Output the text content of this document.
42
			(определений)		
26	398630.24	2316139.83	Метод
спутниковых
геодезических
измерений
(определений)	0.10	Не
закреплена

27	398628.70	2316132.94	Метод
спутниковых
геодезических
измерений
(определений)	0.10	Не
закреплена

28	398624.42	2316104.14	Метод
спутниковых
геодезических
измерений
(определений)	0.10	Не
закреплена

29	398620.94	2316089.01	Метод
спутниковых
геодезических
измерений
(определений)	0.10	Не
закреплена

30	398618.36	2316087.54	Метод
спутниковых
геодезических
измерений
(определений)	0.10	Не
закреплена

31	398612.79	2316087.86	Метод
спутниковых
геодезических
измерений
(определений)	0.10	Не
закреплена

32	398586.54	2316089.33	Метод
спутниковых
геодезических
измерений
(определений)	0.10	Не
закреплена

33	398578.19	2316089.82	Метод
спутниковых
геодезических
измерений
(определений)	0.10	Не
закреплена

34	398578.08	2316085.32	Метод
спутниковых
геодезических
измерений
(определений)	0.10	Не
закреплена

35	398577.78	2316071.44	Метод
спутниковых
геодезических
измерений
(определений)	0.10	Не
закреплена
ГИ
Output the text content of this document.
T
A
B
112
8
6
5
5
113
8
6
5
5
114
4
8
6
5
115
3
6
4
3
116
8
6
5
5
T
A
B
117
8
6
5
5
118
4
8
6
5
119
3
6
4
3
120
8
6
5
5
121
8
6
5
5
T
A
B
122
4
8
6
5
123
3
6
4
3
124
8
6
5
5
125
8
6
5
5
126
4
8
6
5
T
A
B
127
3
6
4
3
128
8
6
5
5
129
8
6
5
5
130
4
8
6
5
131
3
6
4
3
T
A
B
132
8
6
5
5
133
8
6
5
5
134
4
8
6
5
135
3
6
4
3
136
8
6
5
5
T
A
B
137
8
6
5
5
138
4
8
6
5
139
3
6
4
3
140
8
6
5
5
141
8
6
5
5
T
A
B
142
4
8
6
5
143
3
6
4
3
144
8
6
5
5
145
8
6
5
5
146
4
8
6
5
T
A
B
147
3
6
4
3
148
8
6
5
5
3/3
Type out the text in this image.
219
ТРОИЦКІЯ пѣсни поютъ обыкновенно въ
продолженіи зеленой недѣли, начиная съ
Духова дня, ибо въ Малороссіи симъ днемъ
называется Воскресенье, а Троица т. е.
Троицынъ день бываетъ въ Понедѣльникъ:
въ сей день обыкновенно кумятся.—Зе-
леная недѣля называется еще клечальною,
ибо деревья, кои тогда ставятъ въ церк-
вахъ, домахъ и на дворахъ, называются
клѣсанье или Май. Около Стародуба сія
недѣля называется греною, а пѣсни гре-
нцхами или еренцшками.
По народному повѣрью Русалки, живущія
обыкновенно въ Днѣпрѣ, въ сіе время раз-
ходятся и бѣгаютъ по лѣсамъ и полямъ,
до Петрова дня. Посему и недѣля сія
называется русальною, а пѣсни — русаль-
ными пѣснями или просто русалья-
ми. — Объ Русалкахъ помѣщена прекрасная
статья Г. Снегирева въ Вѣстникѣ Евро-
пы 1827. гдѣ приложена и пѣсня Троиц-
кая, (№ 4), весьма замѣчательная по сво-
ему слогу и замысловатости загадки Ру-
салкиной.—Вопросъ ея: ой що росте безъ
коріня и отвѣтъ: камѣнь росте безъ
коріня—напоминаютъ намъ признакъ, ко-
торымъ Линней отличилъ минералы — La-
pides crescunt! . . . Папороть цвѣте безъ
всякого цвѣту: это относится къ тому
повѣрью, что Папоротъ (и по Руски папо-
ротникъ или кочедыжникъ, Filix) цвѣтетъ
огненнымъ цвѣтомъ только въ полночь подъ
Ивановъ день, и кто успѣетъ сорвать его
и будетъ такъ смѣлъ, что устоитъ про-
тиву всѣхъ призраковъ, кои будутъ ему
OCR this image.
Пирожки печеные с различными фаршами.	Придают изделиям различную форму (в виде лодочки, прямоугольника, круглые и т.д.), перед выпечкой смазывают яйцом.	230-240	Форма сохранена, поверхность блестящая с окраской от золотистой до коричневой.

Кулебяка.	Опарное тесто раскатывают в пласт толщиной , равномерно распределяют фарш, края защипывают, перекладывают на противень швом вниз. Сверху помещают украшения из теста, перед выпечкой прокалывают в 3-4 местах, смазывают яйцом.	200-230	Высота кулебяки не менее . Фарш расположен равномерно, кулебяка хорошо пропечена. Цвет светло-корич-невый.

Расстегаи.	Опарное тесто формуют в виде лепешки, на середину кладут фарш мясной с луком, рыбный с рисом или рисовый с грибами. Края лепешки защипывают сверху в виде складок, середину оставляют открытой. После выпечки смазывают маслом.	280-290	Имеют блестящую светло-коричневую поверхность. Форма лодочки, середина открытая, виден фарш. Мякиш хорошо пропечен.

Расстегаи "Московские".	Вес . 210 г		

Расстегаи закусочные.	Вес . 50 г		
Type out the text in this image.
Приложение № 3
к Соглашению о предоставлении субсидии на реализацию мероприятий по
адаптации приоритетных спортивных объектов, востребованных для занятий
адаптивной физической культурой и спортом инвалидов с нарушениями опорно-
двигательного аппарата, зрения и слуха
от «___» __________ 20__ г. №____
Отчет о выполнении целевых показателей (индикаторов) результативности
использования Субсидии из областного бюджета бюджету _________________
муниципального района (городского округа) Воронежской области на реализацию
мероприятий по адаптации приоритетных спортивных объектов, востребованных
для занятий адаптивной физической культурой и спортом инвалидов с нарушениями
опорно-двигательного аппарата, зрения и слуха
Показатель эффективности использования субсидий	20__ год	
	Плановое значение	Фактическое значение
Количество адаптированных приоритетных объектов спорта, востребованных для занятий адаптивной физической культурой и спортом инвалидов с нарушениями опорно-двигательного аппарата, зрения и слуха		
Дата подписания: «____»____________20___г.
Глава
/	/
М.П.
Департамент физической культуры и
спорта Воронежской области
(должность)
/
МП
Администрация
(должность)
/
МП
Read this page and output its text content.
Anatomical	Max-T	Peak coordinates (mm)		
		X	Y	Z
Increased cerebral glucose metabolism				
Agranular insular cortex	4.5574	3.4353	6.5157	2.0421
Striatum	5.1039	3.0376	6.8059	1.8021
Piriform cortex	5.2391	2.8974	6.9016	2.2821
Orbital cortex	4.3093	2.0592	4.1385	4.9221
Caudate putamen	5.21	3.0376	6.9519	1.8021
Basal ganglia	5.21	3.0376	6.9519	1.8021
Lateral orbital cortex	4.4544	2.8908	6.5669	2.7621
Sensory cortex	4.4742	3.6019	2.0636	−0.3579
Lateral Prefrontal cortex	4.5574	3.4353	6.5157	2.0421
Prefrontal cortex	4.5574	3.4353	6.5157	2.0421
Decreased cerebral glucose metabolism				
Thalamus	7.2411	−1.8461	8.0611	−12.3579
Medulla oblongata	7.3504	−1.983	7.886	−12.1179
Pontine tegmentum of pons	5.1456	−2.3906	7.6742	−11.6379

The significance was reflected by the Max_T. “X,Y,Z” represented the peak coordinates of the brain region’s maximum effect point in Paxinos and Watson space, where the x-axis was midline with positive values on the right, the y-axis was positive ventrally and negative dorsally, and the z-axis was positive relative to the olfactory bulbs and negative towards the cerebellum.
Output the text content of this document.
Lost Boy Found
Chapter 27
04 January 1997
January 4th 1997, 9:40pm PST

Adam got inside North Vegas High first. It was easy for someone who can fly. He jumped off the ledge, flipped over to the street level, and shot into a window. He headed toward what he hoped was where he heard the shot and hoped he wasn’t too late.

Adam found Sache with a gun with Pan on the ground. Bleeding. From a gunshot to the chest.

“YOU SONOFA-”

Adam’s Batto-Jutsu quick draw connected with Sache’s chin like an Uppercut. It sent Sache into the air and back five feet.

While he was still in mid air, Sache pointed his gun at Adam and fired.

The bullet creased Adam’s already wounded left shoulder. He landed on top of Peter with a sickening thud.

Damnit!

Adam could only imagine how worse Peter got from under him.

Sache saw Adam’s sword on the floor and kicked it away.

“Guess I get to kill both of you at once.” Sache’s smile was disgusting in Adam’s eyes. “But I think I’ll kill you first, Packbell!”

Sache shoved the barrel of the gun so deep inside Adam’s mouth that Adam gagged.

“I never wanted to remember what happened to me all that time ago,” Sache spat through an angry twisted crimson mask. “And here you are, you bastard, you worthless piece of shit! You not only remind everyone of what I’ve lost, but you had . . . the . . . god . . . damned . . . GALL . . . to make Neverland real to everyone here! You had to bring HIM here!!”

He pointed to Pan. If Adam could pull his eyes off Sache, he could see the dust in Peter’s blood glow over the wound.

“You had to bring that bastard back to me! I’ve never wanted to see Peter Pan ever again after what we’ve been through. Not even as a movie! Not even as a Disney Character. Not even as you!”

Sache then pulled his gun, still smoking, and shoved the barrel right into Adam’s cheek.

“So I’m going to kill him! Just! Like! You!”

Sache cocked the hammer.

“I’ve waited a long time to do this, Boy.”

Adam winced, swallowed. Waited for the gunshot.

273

» Directive
Copy every line above that includes the string "спорта".

» Correct result
Количество адаптированных приоритетных объектов спорта, востребованных для занятий адаптивной физической культурой и спортом инвалидов с нарушениями опорно-двигательного аппарата, зрения и слуха		
спорта Воронежской области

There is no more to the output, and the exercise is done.